• [EXTRAIT DE L'ARRÊT]
2.                             Cela étant, la transaction litigieuse peut être autorisée sans qu'il soit besoin d'examiner si l'acquéreuse pourrait elle aussi faire valoir l'existence de justes motifs.

3.                             En conclusion, les recours doivent être admis et la décision entreprise réformée en ce sens qu'il ne sera pas fait opposition à la vente des parcelles nos 1630 et 1728 de la commune de Payerne.

                                Les frais sont laissés à la charge de l'Etat; les avances effectuées en procédure par les recourantes leurs seront restituées. Obtenant gain de cause avec le concours d'un avocat, la recourante Commune de Payerne a droit à des dépens, qu'il convient de fixer à fr. 500.-. En revanche, il ne se justifie pas d'allouer également des dépens à la recourante hoirie Givel, assistée par un mandataire dont l'intervention dans la présente procédure n'entraîne aucun frais pour elle (TA, arrêts CR 91/197, du 26.11.91, et FO 91/005 du 4 mai 1991).

• [MATÉRIEL FOURNI]
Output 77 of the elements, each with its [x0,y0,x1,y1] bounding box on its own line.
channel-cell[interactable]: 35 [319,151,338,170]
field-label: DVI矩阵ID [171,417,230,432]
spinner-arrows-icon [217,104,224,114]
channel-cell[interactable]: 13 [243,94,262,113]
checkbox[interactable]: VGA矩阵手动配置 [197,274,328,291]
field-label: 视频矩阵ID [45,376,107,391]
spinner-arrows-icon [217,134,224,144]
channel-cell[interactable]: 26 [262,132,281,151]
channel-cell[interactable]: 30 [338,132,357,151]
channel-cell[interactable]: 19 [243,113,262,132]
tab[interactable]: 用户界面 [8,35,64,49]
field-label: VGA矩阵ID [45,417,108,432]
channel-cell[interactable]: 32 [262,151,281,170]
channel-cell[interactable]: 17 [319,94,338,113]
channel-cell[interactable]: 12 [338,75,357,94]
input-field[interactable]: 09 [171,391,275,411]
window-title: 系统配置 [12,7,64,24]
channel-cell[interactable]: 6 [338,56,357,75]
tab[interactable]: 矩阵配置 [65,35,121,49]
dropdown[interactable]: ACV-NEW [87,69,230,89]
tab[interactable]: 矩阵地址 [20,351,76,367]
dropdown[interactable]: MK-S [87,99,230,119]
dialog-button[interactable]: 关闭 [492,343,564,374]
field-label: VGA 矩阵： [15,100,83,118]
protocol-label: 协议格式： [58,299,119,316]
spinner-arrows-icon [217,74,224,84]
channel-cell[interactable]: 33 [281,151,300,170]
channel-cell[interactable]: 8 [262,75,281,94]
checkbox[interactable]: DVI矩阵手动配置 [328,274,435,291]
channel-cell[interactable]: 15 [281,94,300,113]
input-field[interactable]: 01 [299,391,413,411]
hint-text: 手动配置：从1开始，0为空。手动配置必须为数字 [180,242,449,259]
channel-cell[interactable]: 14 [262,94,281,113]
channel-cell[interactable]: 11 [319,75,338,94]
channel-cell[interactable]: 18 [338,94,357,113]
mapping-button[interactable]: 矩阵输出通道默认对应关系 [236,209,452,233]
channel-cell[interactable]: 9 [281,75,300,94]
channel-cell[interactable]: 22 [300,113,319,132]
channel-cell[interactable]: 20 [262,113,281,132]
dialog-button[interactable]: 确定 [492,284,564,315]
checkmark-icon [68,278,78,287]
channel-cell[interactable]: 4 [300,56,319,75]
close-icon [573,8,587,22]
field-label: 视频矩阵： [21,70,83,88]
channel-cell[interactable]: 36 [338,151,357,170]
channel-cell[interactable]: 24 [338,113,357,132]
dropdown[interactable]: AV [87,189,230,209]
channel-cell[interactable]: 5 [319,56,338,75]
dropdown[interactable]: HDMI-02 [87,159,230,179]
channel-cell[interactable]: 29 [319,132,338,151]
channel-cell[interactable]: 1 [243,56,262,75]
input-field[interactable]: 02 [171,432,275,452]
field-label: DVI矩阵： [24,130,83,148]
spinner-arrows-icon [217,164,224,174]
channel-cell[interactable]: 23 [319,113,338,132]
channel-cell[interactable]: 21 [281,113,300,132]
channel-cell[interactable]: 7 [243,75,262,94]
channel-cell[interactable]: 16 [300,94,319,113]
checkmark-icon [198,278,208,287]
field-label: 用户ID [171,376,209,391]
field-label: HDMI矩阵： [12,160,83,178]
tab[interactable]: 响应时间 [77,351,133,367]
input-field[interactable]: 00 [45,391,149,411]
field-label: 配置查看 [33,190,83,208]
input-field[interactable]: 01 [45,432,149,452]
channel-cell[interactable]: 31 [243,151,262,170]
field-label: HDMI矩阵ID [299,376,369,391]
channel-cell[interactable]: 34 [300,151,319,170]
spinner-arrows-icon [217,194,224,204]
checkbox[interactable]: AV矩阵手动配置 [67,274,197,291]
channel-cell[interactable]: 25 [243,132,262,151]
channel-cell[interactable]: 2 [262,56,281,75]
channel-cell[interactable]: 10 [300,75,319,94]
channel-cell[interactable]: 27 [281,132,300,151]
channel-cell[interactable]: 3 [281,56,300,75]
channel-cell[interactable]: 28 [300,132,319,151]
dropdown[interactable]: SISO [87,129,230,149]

• [CONSIGNES]
A. Selon l'extrait de l'arrêt, à quel montant sont fixés les dépens alloués à la Commune de Payerne ?
B. Quelles dispositions l'extrait de l'arrêt prend-il au sujet des frais, des avances et des dépens ? Énumérez-les toutes.
C. Prolongez l'extrait de l'arrêt à partir de sa dernière phrase.

• [RÉPONSES ATTENDUES]
A. Fr. 500.-.

B.
- Les frais sont laissés à la charge de l'Etat.
- Les avances effectuées en procédure par les recourantes leur seront restituées.
- La Commune de Payerne a droit à des dépens fixés à fr. 500.-.
- Aucuns dépens ne sont alloués à l'hoirie Givel.

C.
 

Par ces motifs,

le Tribunal administratif

a r r ê t e  :

I.                       Les recours sont admis.

II.                      La décision rendue le 14 février 1992 par la Commission foncière, section I, est reformée en ce sens qu'il ne sera pas fait opposition à la vente des parcelles nos 1630 et 1728 de Payerne que Frank Givel, Anne-France Ney et Fabienne Roulin se proposent de faire à la Commune de Payerne pour le prix de fr. 300'000.-.

III.                     Les frais sont laissés à la charge de l'Etat.


IV.                    L'Etat de Vaud versera à la Commune de Payerne une somme de fr. 500.- à titre de dépens.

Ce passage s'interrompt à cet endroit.